Appaloft is an open-source deployment control plane. It is built for people who want to deploy from local projects, Git workflows, and automation into infrastructure they can still understand when something goes wrong.
We did not pick Bun because “written in Bun” sounded good on a README badge. The boring requirement came first: Appaloft should be easy to try locally. Ideally, one CLI or binary could start the backend, serve the Web console, serve public docs, and use a local PGlite database by default.
That is where Bun started to look useful. Appaloft is a TypeScript monorepo, but the product is not just a library or a web app. It is a CLI, a backend server, a static Web console, public docs, release tooling, smoke tests, Docker images, and binary artifacts.
Bun made that release shape possible without a pile of extra glue. It did not make the runtime decisions disappear.

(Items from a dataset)
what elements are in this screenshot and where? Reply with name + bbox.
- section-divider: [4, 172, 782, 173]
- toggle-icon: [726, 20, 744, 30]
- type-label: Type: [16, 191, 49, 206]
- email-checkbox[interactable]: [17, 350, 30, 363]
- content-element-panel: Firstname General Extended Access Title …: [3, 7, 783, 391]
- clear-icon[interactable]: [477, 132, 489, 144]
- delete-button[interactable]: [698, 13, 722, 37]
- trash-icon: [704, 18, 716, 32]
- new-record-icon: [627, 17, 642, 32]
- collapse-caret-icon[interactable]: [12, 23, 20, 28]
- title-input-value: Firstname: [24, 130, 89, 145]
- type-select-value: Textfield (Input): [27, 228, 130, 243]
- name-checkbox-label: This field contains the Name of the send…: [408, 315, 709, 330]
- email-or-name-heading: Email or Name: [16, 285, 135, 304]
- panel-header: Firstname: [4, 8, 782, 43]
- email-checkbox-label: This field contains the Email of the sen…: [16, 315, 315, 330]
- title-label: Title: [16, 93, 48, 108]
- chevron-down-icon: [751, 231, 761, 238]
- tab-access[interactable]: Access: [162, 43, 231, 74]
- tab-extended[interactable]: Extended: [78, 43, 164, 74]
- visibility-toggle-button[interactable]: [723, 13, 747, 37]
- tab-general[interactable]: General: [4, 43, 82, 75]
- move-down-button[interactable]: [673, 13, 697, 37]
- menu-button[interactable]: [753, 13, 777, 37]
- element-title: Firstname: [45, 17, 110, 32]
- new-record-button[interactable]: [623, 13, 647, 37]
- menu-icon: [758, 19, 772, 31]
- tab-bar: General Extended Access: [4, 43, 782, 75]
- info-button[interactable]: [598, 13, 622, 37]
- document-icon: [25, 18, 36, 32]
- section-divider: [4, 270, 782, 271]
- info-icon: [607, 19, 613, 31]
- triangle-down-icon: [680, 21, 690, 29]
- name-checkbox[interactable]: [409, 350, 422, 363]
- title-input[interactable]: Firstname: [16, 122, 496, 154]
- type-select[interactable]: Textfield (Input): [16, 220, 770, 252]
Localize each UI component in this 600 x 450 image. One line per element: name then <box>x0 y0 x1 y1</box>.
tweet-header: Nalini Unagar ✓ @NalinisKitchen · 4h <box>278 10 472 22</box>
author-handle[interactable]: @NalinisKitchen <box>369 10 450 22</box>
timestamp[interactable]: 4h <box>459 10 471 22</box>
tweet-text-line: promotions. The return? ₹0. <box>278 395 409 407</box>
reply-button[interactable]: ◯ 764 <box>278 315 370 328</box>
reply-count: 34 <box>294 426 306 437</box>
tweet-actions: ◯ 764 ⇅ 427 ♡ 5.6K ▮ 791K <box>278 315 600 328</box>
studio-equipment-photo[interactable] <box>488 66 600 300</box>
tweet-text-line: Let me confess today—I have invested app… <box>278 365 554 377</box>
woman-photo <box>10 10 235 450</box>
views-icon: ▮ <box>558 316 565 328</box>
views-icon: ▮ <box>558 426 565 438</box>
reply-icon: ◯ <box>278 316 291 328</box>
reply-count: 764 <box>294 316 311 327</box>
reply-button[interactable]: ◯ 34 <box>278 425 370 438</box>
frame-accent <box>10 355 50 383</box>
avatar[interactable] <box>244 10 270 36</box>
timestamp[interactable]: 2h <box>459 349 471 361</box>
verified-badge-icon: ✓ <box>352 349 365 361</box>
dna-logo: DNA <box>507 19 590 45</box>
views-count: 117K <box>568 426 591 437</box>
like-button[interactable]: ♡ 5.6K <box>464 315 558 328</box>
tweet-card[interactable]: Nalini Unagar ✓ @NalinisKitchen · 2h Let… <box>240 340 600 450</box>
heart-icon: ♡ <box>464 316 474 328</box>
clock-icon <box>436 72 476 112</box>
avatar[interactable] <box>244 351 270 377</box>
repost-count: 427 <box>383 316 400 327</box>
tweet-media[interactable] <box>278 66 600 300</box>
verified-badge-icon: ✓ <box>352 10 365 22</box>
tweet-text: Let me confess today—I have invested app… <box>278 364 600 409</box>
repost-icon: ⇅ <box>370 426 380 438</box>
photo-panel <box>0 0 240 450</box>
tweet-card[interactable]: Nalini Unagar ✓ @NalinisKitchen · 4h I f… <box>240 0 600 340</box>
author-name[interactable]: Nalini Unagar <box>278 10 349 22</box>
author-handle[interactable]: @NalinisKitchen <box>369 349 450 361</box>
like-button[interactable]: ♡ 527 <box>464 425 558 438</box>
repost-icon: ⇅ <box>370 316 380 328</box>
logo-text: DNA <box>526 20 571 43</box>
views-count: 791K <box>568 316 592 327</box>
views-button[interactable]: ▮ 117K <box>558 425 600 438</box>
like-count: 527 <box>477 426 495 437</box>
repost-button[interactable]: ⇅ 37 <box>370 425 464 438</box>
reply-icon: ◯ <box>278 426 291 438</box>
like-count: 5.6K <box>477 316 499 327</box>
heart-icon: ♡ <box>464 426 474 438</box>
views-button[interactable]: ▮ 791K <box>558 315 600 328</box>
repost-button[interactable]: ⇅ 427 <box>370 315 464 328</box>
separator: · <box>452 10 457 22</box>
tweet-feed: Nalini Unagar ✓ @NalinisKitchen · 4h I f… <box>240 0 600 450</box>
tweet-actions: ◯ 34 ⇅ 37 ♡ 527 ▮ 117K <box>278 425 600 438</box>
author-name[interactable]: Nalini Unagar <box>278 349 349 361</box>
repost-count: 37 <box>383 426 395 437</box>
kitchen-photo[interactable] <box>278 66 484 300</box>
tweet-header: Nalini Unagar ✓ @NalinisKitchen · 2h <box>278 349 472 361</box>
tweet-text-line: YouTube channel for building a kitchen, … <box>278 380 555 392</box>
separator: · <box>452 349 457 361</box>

▶ **Exercises**
1. According to the Appaloft text, which database should Appaloft use by default when run locally?
2. Using the Appaloft text, explain why Bun began to look useful for Appaloft.

▶ **Solution set**
1. A local PGlite database.

2. The first requirement was that Appaloft be easy to try locally, ideally with one CLI or binary that starts the backend, serves the Web console and public docs, and uses a local PGlite database by default. Because the product is not only a library or web app but also a CLI, backend server, static Web console, docs, release tooling, smoke tests, Docker images, and binary artifacts, Bun made that release shape possible without a pile of extra glue.